Task details: Copy all lines holding the word "University" from the entries.

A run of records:
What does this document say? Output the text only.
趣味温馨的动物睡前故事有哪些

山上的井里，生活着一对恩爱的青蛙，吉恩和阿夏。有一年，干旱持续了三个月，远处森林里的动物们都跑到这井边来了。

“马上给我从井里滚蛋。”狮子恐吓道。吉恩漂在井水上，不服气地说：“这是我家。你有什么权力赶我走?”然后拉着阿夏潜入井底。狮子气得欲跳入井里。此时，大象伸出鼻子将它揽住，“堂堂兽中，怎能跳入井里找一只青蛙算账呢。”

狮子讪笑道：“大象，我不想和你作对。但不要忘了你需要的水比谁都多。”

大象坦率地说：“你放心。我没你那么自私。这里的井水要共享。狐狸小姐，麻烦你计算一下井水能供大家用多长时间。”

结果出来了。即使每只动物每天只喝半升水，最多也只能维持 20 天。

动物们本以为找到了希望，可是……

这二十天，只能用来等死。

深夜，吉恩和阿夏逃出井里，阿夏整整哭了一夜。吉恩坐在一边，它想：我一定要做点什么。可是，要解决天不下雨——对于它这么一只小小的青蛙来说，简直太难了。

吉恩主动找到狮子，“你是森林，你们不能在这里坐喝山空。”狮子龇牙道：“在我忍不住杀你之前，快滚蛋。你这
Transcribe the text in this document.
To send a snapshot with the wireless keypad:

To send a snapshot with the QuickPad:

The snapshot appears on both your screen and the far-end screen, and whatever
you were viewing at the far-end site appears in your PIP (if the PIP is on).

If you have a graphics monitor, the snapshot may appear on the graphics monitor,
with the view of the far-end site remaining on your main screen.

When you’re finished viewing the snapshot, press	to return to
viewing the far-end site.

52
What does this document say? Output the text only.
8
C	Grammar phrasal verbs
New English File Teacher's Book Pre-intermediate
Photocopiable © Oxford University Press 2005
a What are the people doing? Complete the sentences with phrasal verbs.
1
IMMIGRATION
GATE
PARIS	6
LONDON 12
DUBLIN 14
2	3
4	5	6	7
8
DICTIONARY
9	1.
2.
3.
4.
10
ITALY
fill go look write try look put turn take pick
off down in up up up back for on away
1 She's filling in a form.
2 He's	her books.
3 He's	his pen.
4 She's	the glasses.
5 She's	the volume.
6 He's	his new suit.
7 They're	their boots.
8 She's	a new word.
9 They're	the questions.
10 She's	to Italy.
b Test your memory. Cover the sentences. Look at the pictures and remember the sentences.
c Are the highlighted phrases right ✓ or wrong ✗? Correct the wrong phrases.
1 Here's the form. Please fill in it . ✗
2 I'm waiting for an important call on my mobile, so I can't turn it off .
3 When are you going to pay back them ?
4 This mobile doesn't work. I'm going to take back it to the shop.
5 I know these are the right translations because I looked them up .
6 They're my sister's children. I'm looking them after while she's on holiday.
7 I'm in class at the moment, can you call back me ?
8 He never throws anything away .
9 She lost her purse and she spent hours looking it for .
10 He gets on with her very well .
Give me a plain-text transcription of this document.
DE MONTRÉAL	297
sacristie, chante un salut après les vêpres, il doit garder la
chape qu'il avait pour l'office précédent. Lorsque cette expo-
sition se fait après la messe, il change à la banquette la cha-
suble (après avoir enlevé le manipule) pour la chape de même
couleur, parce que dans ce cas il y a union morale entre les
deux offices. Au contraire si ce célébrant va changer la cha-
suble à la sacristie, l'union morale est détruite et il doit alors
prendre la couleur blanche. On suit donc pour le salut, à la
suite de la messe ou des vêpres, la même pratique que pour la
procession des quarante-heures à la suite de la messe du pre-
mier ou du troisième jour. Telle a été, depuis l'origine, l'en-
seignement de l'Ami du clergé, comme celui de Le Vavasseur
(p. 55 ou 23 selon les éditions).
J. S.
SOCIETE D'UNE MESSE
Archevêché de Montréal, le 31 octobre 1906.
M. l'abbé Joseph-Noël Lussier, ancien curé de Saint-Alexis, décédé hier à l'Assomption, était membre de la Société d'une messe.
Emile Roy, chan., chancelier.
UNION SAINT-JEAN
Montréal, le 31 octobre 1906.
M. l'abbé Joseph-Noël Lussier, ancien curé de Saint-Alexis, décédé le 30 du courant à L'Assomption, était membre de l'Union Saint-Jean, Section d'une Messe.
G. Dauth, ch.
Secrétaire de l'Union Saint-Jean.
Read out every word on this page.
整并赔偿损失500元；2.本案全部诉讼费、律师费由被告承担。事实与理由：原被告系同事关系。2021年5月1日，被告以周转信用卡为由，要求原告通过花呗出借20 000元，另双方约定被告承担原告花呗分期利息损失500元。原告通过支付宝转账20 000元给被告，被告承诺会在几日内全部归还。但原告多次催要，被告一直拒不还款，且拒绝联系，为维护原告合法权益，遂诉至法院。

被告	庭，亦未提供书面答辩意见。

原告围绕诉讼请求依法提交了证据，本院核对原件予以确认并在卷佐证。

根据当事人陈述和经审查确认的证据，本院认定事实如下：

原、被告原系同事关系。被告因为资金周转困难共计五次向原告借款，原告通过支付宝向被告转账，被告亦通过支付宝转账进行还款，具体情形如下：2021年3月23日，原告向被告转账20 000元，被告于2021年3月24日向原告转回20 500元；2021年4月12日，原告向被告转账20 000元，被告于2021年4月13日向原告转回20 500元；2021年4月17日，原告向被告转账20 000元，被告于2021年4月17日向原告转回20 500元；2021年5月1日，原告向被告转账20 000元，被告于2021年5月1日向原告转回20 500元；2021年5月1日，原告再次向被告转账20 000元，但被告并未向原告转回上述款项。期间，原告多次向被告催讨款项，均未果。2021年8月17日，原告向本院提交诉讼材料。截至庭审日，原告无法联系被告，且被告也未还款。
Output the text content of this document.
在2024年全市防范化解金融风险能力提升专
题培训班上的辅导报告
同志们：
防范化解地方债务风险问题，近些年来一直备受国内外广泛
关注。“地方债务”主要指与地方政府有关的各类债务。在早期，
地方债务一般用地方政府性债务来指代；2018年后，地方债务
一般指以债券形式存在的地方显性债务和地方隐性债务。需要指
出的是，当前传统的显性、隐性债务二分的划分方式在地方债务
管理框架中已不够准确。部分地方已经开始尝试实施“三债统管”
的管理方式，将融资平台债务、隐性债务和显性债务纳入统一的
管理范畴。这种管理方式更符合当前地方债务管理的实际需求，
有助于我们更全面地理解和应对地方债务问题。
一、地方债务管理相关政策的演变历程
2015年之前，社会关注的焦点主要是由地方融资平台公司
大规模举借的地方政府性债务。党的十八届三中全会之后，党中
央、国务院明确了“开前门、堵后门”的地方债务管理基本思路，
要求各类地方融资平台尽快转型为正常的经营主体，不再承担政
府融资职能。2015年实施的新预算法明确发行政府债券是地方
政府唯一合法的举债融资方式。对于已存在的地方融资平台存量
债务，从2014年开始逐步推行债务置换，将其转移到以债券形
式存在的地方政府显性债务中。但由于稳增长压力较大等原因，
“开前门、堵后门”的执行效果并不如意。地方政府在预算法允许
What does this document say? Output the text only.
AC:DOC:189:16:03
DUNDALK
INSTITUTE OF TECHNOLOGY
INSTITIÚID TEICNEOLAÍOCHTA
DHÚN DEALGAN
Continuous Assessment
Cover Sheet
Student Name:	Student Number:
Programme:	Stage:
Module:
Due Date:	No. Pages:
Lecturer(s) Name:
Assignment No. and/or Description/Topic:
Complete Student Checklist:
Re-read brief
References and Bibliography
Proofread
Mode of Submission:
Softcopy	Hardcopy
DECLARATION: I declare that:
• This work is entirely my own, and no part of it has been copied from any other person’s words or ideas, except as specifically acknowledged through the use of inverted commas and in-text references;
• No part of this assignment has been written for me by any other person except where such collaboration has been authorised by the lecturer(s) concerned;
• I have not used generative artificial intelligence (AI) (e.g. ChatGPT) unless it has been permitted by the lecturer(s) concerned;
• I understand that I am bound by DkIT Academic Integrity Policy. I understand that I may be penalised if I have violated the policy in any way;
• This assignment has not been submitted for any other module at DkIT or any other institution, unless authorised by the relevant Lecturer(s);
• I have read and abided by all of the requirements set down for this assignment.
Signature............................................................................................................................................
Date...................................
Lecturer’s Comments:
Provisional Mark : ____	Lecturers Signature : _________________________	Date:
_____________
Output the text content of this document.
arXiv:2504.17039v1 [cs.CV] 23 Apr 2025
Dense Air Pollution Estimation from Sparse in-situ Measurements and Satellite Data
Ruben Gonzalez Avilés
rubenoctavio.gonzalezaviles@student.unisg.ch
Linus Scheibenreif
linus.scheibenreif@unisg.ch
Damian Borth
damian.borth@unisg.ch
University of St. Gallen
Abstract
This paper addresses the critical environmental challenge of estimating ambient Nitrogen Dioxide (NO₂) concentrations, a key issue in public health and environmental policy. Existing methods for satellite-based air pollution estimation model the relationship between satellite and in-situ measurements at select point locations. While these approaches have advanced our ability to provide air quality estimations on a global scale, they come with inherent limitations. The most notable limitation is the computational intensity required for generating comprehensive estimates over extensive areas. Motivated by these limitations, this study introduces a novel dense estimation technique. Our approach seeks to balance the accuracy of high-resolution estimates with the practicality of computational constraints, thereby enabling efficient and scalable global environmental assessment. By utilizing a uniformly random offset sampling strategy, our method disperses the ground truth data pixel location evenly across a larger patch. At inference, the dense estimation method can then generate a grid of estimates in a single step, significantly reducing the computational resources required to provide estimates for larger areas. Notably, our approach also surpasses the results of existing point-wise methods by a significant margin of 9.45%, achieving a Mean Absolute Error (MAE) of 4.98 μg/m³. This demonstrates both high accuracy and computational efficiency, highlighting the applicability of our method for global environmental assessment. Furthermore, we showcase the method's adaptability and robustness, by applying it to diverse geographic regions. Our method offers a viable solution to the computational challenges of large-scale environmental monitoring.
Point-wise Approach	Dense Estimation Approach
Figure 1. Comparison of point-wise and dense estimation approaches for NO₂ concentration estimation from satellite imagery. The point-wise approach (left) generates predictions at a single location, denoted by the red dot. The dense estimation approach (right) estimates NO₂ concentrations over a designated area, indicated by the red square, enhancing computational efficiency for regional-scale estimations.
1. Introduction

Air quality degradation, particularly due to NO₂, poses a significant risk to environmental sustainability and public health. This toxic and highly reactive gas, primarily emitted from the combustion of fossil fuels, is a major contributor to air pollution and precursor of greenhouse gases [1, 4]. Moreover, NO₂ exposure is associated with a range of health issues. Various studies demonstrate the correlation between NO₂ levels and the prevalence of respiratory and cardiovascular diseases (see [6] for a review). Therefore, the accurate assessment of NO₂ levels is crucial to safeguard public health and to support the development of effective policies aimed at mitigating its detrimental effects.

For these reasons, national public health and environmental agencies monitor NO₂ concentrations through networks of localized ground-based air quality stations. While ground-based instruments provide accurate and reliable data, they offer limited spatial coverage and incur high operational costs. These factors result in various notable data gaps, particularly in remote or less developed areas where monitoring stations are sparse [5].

Complete response:
Photocopiable © Oxford University Press 2005
University of St. Gallen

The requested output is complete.